**Data for processing**
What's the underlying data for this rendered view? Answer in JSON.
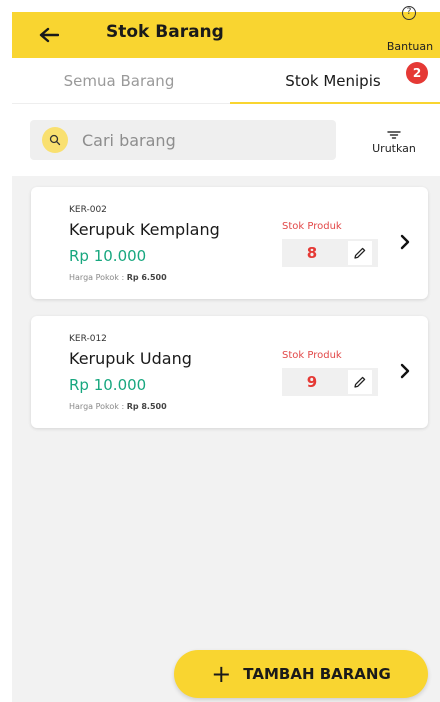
{
  "header": {
    "title": "Stok Barang",
    "help_label": "Bantuan"
  },
  "tabs": [
    {
      "label": "Semua Barang",
      "active": false
    },
    {
      "label": "Stok Menipis",
      "active": true,
      "badge": "2"
    }
  ],
  "search": {
    "placeholder": "Cari barang"
  },
  "sort": {
    "label": "Urutkan"
  },
  "products": [
    {
      "code": "KER-002",
      "name": "Kerupuk Kemplang",
      "price": "Rp 10.000",
      "cost_label": "Harga Pokok : ",
      "cost_value": "Rp 6.500",
      "stock_label": "Stok Produk",
      "stock_value": "8"
    },
    {
      "code": "KER-012",
      "name": "Kerupuk Udang",
      "price": "Rp 10.000",
      "cost_label": "Harga Pokok : ",
      "cost_value": "Rp 8.500",
      "stock_label": "Stok Produk",
      "stock_value": "9"
    }
  ],
  "fab": {
    "label": "TAMBAH BARANG"
  },
  "colors": {
    "accent": "#f9d530",
    "price": "#18a77f",
    "stock": "#e53935",
    "badge": "#e53935"
  },
  "icons": [
    "back-arrow-icon",
    "help-icon",
    "search-icon",
    "sort-icon",
    "edit-pencil-icon",
    "chevron-right-icon",
    "plus-icon"
  ]
}
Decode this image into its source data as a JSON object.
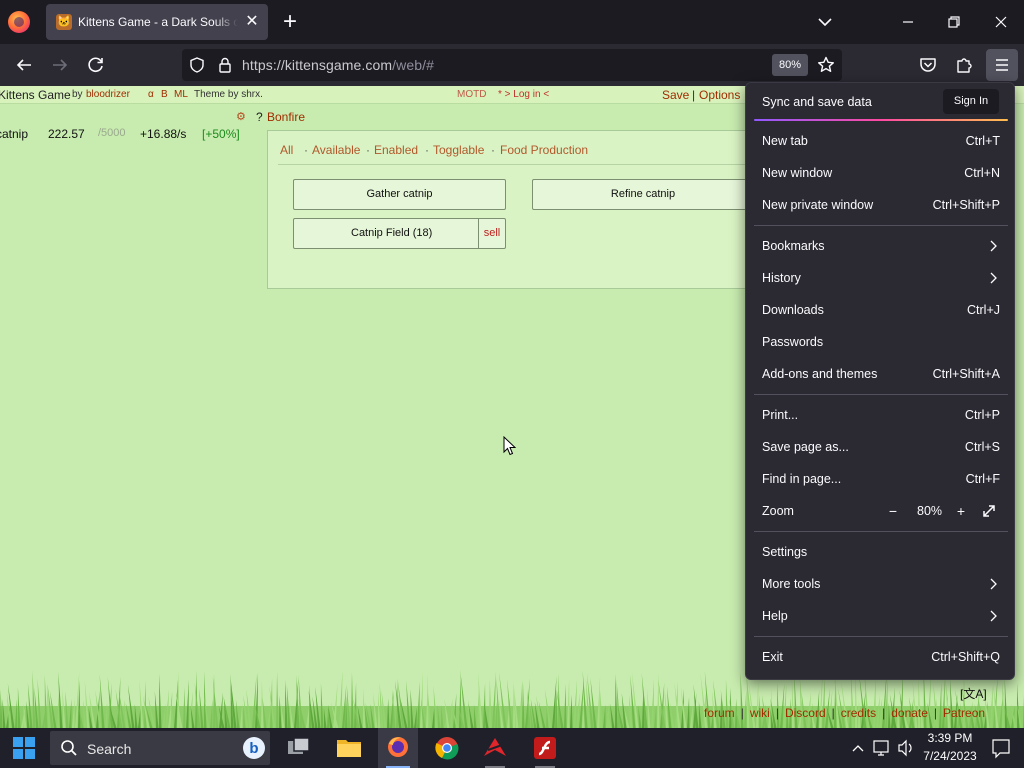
{
  "browser": {
    "tab_title": "Kittens Game - a Dark Souls of Incremental",
    "url_host": "https://kittensgame.com",
    "url_path": "/web/#",
    "zoom_badge": "80%"
  },
  "game": {
    "title": "Kittens Game",
    "by": "by",
    "author": "bloodrizer",
    "links": [
      "α",
      "B",
      "ML"
    ],
    "theme": "Theme by shrx.",
    "motd": "MOTD",
    "login": "* > Log in <",
    "save": "Save",
    "options": "Options"
  },
  "resource": {
    "name": "catnip",
    "amount": "222.57",
    "max": "/5000",
    "rate": "+16.88/s",
    "bonus": "[+50%]"
  },
  "bonfire": {
    "gear": "⚙",
    "help": "?",
    "title": "Bonfire",
    "filters": [
      "All",
      "Available",
      "Enabled",
      "Togglable",
      "Food Production"
    ],
    "gather": "Gather catnip",
    "refine": "Refine catnip",
    "field": "Catnip Field (18)",
    "sell": "sell"
  },
  "footer": {
    "lang": "[文A]",
    "links": [
      "forum",
      "wiki",
      "Discord",
      "credits",
      "donate",
      "Patreon"
    ]
  },
  "menu": {
    "sync_title": "Sync and save data",
    "sign_in": "Sign In",
    "items": [
      {
        "label": "New tab",
        "shortcut": "Ctrl+T"
      },
      {
        "label": "New window",
        "shortcut": "Ctrl+N"
      },
      {
        "label": "New private window",
        "shortcut": "Ctrl+Shift+P"
      },
      {
        "label": "Bookmarks",
        "shortcut": ""
      },
      {
        "label": "History",
        "shortcut": ""
      },
      {
        "label": "Downloads",
        "shortcut": "Ctrl+J"
      },
      {
        "label": "Passwords",
        "shortcut": ""
      },
      {
        "label": "Add-ons and themes",
        "shortcut": "Ctrl+Shift+A"
      },
      {
        "label": "Print...",
        "shortcut": "Ctrl+P"
      },
      {
        "label": "Save page as...",
        "shortcut": "Ctrl+S"
      },
      {
        "label": "Find in page...",
        "shortcut": "Ctrl+F"
      },
      {
        "label": "Zoom",
        "shortcut": ""
      },
      {
        "label": "Settings",
        "shortcut": ""
      },
      {
        "label": "More tools",
        "shortcut": ""
      },
      {
        "label": "Help",
        "shortcut": ""
      },
      {
        "label": "Exit",
        "shortcut": "Ctrl+Shift+Q"
      }
    ],
    "zoom_minus": "−",
    "zoom_value": "80%",
    "zoom_plus": "+"
  },
  "taskbar": {
    "search": "Search",
    "time": "3:39 PM",
    "date": "7/24/2023"
  },
  "colors": {
    "page_bg": "#c8ecaf",
    "link": "#a02d00",
    "menu_bg": "#2b2a33",
    "chrome_bg": "#1c1b22"
  }
}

**Task objective**
Your task is to reproduce all of the material exactly. The pictures stay out.

**Solved exercise**
What's the underlying data for this rendered view? Answer in JSON.
{
  "header": {
    "title": "Stok Barang",
    "help_label": "Bantuan"
  },
  "tabs": [
    {
      "label": "Semua Barang",
      "active": false
    },
    {
      "label": "Stok Menipis",
      "active": true,
      "badge": "2"
    }
  ],
  "search": {
    "placeholder": "Cari barang"
  },
  "sort": {
    "label": "Urutkan"
  },
  "products": [
    {
      "code": "KER-002",
      "name": "Kerupuk Kemplang",
      "price": "Rp 10.000",
      "cost_label": "Harga Pokok : ",
      "cost_value": "Rp 6.500",
      "stock_label": "Stok Produk",
      "stock_value": "8"
    },
    {
      "code": "KER-012",
      "name": "Kerupuk Udang",
      "price": "Rp 10.000",
      "cost_label": "Harga Pokok : ",
      "cost_value": "Rp 8.500",
      "stock_label": "Stok Produk",
      "stock_value": "9"
    }
  ],
  "fab": {
    "label": "TAMBAH BARANG"
  },
  "colors": {
    "accent": "#f9d530",
    "price": "#18a77f",
    "stock": "#e53935",
    "badge": "#e53935"
  },
  "icons": [
    "back-arrow-icon",
    "help-icon",
    "search-icon",
    "sort-icon",
    "edit-pencil-icon",
    "chevron-right-icon",
    "plus-icon"
  ]
}
Decode this image into its source data as a JSON object.
{
  "browser": {
    "tab_title": "Kittens Game - a Dark Souls of Incremental",
    "url_host": "https://kittensgame.com",
    "url_path": "/web/#",
    "zoom_badge": "80%"
  },
  "game": {
    "title": "Kittens Game",
    "by": "by",
    "author": "bloodrizer",
    "links": [
      "α",
      "B",
      "ML"
    ],
    "theme": "Theme by shrx.",
    "motd": "MOTD",
    "login": "* > Log in <",
    "save": "Save",
    "options": "Options"
  },
  "resource": {
    "name": "catnip",
    "amount": "222.57",
    "max": "/5000",
    "rate": "+16.88/s",
    "bonus": "[+50%]"
  },
  "bonfire": {
    "gear": "⚙",
    "help": "?",
    "title": "Bonfire",
    "filters": [
      "All",
      "Available",
      "Enabled",
      "Togglable",
      "Food Production"
    ],
    "gather": "Gather catnip",
    "refine": "Refine catnip",
    "field": "Catnip Field (18)",
    "sell": "sell"
  },
  "footer": {
    "lang": "[文A]",
    "links": [
      "forum",
      "wiki",
      "Discord",
      "credits",
      "donate",
      "Patreon"
    ]
  },
  "menu": {
    "sync_title": "Sync and save data",
    "sign_in": "Sign In",
    "items": [
      {
        "label": "New tab",
        "shortcut": "Ctrl+T"
      },
      {
        "label": "New window",
        "shortcut": "Ctrl+N"
      },
      {
        "label": "New private window",
        "shortcut": "Ctrl+Shift+P"
      },
      {
        "label": "Bookmarks",
        "shortcut": ""
      },
      {
        "label": "History",
        "shortcut": ""
      },
      {
        "label": "Downloads",
        "shortcut": "Ctrl+J"
      },
      {
        "label": "Passwords",
        "shortcut": ""
      },
      {
        "label": "Add-ons and themes",
        "shortcut": "Ctrl+Shift+A"
      },
      {
        "label": "Print...",
        "shortcut": "Ctrl+P"
      },
      {
        "label": "Save page as...",
        "shortcut": "Ctrl+S"
      },
      {
        "label": "Find in page...",
        "shortcut": "Ctrl+F"
      },
      {
        "label": "Zoom",
        "shortcut": ""
      },
      {
        "label": "Settings",
        "shortcut": ""
      },
      {
        "label": "More tools",
        "shortcut": ""
      },
      {
        "label": "Help",
        "shortcut": ""
      },
      {
        "label": "Exit",
        "shortcut": "Ctrl+Shift+Q"
      }
    ],
    "zoom_minus": "−",
    "zoom_value": "80%",
    "zoom_plus": "+"
  },
  "taskbar": {
    "search": "Search",
    "time": "3:39 PM",
    "date": "7/24/2023"
  },
  "colors": {
    "page_bg": "#c8ecaf",
    "link": "#a02d00",
    "menu_bg": "#2b2a33",
    "chrome_bg": "#1c1b22"
  }
}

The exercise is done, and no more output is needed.